▶ **Records contained in a dataset**:

★ ★ ★ ★ ★ ★ ★

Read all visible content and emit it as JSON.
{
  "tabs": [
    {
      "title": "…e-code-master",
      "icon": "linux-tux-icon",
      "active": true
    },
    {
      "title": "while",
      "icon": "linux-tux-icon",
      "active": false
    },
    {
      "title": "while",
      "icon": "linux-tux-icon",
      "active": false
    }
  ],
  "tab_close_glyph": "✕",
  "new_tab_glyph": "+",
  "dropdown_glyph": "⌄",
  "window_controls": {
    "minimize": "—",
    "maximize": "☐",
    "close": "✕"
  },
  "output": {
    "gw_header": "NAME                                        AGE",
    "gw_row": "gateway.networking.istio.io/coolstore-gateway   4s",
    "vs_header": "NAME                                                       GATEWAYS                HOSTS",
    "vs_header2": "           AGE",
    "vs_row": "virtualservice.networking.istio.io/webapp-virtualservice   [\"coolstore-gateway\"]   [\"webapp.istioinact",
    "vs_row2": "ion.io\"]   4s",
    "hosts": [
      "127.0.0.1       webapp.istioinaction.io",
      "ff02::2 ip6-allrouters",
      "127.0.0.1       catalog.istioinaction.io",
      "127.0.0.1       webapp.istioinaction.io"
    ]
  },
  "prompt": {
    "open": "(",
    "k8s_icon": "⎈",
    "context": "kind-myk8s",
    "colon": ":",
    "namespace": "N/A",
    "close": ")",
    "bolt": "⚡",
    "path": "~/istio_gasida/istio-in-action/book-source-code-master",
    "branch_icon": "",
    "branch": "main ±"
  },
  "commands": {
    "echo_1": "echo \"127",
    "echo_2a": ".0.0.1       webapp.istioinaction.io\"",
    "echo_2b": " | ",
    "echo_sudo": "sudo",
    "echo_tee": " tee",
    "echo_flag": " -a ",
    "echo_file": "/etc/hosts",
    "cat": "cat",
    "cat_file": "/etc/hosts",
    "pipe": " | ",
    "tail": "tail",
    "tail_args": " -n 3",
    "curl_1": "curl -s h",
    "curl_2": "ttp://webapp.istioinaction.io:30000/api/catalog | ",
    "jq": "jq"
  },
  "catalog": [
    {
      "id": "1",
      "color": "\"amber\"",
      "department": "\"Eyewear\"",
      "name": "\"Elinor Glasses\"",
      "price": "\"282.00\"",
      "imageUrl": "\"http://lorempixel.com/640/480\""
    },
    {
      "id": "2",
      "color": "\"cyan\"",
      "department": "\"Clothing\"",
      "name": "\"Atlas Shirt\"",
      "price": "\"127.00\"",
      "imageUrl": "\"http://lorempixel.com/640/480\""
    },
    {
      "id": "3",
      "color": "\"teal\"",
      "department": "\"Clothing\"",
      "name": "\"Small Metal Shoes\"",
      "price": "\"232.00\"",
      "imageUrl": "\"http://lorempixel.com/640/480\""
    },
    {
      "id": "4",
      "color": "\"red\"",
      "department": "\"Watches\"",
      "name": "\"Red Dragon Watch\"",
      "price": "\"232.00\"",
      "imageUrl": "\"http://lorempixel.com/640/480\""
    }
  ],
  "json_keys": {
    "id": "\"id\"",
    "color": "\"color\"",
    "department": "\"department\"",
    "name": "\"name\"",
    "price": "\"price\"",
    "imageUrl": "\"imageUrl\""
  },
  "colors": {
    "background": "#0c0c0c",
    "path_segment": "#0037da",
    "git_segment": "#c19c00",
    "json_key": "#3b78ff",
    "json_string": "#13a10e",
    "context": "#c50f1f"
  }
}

★ ★ ★ ★ ★ ★ ★

▶ **Directions**: What is the number of lines in the data that hold the word "istioinaction"? Reply with that number and nothing else.

▶ **Complete response**: 5